■ **WHAT THE TASK ASKS**
Can you print every record below exactly as written?

##############################

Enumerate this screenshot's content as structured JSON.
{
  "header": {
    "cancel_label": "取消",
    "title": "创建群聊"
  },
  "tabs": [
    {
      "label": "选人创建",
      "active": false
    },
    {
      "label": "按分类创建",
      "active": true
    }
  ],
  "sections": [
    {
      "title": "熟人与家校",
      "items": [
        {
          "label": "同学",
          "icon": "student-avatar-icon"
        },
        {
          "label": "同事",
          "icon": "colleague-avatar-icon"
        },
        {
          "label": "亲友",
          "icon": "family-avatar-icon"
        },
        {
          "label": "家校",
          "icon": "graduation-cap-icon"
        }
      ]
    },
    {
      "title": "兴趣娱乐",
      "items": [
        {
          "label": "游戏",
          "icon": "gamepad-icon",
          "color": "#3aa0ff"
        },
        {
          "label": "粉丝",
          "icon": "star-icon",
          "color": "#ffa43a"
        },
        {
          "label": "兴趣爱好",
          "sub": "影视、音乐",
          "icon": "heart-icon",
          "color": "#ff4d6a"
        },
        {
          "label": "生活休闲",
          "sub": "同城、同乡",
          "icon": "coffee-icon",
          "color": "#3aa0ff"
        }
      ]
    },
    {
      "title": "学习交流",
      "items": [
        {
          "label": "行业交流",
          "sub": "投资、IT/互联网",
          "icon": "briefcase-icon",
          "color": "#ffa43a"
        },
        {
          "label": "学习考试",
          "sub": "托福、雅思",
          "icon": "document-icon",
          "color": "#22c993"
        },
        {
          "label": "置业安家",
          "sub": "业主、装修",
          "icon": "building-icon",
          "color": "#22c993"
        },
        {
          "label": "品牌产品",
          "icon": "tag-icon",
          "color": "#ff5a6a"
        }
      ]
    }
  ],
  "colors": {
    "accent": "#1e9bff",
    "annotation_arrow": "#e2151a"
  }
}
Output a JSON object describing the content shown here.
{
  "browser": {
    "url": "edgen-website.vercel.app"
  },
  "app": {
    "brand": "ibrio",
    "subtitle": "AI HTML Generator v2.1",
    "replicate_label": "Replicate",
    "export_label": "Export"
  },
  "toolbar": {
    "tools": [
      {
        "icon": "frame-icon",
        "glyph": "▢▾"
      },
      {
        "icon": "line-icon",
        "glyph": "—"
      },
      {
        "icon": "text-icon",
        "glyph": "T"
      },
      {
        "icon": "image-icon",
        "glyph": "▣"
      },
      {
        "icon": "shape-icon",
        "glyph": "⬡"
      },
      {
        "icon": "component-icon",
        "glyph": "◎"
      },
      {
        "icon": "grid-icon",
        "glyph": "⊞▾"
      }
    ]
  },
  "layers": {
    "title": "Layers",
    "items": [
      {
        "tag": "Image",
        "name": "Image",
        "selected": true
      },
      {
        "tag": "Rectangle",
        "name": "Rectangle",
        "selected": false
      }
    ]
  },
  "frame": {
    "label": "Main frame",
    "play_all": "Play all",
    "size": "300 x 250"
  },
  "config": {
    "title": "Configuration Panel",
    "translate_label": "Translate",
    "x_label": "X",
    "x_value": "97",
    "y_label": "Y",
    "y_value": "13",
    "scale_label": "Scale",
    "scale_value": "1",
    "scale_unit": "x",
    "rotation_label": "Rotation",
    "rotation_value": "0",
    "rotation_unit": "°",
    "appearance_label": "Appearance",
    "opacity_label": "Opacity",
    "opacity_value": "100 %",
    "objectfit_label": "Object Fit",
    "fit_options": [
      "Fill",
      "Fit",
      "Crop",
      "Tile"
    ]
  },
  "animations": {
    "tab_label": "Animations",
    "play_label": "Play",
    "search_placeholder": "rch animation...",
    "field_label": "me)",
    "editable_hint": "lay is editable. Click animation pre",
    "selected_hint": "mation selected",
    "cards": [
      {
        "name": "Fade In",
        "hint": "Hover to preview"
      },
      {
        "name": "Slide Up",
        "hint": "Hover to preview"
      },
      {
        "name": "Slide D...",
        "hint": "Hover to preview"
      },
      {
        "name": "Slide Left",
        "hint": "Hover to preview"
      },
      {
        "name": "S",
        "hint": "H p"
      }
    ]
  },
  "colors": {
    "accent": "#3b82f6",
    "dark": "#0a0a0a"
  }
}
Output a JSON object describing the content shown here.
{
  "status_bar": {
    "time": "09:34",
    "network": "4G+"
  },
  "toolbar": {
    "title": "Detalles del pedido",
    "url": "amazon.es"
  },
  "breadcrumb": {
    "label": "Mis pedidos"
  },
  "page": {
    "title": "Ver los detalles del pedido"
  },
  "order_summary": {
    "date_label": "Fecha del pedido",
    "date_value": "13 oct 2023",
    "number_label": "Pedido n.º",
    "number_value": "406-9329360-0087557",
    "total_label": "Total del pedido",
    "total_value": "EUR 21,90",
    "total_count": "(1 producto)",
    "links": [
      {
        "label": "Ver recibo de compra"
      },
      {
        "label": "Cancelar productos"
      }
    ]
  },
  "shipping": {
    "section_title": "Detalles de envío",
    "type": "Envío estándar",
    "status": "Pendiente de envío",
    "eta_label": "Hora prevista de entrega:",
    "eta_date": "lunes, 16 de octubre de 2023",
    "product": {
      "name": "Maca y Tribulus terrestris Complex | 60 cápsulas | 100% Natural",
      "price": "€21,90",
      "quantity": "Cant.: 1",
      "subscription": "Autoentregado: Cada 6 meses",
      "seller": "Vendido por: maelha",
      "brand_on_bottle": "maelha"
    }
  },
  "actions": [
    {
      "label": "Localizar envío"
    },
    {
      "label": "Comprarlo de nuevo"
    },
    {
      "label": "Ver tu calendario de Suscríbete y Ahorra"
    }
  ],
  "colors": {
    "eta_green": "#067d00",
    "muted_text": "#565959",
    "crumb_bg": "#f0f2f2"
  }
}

##############################

■ **ANSWER TO THE EXERCISE**
Enumerate this screenshot's content as structured JSON.
{
  "header": {
    "cancel_label": "取消",
    "title": "创建群聊"
  },
  "tabs": [
    {
      "label": "选人创建",
      "active": false
    },
    {
      "label": "按分类创建",
      "active": true
    }
  ],
  "sections": [
    {
      "title": "熟人与家校",
      "items": [
        {
          "label": "同学",
          "icon": "student-avatar-icon"
        },
        {
          "label": "同事",
          "icon": "colleague-avatar-icon"
        },
        {
          "label": "亲友",
          "icon": "family-avatar-icon"
        },
        {
          "label": "家校",
          "icon": "graduation-cap-icon"
        }
      ]
    },
    {
      "title": "兴趣娱乐",
      "items": [
        {
          "label": "游戏",
          "icon": "gamepad-icon",
          "color": "#3aa0ff"
        },
        {
          "label": "粉丝",
          "icon": "star-icon",
          "color": "#ffa43a"
        },
        {
          "label": "兴趣爱好",
          "sub": "影视、音乐",
          "icon": "heart-icon",
          "color": "#ff4d6a"
        },
        {
          "label": "生活休闲",
          "sub": "同城、同乡",
          "icon": "coffee-icon",
          "color": "#3aa0ff"
        }
      ]
    },
    {
      "title": "学习交流",
      "items": [
        {
          "label": "行业交流",
          "sub": "投资、IT/互联网",
          "icon": "briefcase-icon",
          "color": "#ffa43a"
        },
        {
          "label": "学习考试",
          "sub": "托福、雅思",
          "icon": "document-icon",
          "color": "#22c993"
        },
        {
          "label": "置业安家",
          "sub": "业主、装修",
          "icon": "building-icon",
          "color": "#22c993"
        },
        {
          "label": "品牌产品",
          "icon": "tag-icon",
          "color": "#ff5a6a"
        }
      ]
    }
  ],
  "colors": {
    "accent": "#1e9bff",
    "annotation_arrow": "#e2151a"
  }
}
Output a JSON object describing the content shown here.
{
  "browser": {
    "url": "edgen-website.vercel.app"
  },
  "app": {
    "brand": "ibrio",
    "subtitle": "AI HTML Generator v2.1",
    "replicate_label": "Replicate",
    "export_label": "Export"
  },
  "toolbar": {
    "tools": [
      {
        "icon": "frame-icon",
        "glyph": "▢▾"
      },
      {
        "icon": "line-icon",
        "glyph": "—"
      },
      {
        "icon": "text-icon",
        "glyph": "T"
      },
      {
        "icon": "image-icon",
        "glyph": "▣"
      },
      {
        "icon": "shape-icon",
        "glyph": "⬡"
      },
      {
        "icon": "component-icon",
        "glyph": "◎"
      },
      {
        "icon": "grid-icon",
        "glyph": "⊞▾"
      }
    ]
  },
  "layers": {
    "title": "Layers",
    "items": [
      {
        "tag": "Image",
        "name": "Image",
        "selected": true
      },
      {
        "tag": "Rectangle",
        "name": "Rectangle",
        "selected": false
      }
    ]
  },
  "frame": {
    "label": "Main frame",
    "play_all": "Play all",
    "size": "300 x 250"
  },
  "config": {
    "title": "Configuration Panel",
    "translate_label": "Translate",
    "x_label": "X",
    "x_value": "97",
    "y_label": "Y",
    "y_value": "13",
    "scale_label": "Scale",
    "scale_value": "1",
    "scale_unit": "x",
    "rotation_label": "Rotation",
    "rotation_value": "0",
    "rotation_unit": "°",
    "appearance_label": "Appearance",
    "opacity_label": "Opacity",
    "opacity_value": "100 %",
    "objectfit_label": "Object Fit",
    "fit_options": [
      "Fill",
      "Fit",
      "Crop",
      "Tile"
    ]
  },
  "animations": {
    "tab_label": "Animations",
    "play_label": "Play",
    "search_placeholder": "rch animation...",
    "field_label": "me)",
    "editable_hint": "lay is editable. Click animation pre",
    "selected_hint": "mation selected",
    "cards": [
      {
        "name": "Fade In",
        "hint": "Hover to preview"
      },
      {
        "name": "Slide Up",
        "hint": "Hover to preview"
      },
      {
        "name": "Slide D...",
        "hint": "Hover to preview"
      },
      {
        "name": "Slide Left",
        "hint": "Hover to preview"
      },
      {
        "name": "S",
        "hint": "H p"
      }
    ]
  },
  "colors": {
    "accent": "#3b82f6",
    "dark": "#0a0a0a"
  }
}
Output a JSON object describing the content shown here.
{
  "status_bar": {
    "time": "09:34",
    "network": "4G+"
  },
  "toolbar": {
    "title": "Detalles del pedido",
    "url": "amazon.es"
  },
  "breadcrumb": {
    "label": "Mis pedidos"
  },
  "page": {
    "title": "Ver los detalles del pedido"
  },
  "order_summary": {
    "date_label": "Fecha del pedido",
    "date_value": "13 oct 2023",
    "number_label": "Pedido n.º",
    "number_value": "406-9329360-0087557",
    "total_label": "Total del pedido",
    "total_value": "EUR 21,90",
    "total_count": "(1 producto)",
    "links": [
      {
        "label": "Ver recibo de compra"
      },
      {
        "label": "Cancelar productos"
      }
    ]
  },
  "shipping": {
    "section_title": "Detalles de envío",
    "type": "Envío estándar",
    "status": "Pendiente de envío",
    "eta_label": "Hora prevista de entrega:",
    "eta_date": "lunes, 16 de octubre de 2023",
    "product": {
      "name": "Maca y Tribulus terrestris Complex | 60 cápsulas | 100% Natural",
      "price": "€21,90",
      "quantity": "Cant.: 1",
      "subscription": "Autoentregado: Cada 6 meses",
      "seller": "Vendido por: maelha",
      "brand_on_bottle": "maelha"
    }
  },
  "actions": [
    {
      "label": "Localizar envío"
    },
    {
      "label": "Comprarlo de nuevo"
    },
    {
      "label": "Ver tu calendario de Suscríbete y Ahorra"
    }
  ],
  "colors": {
    "eta_green": "#067d00",
    "muted_text": "#565959",
    "crumb_bg": "#f0f2f2"
  }
}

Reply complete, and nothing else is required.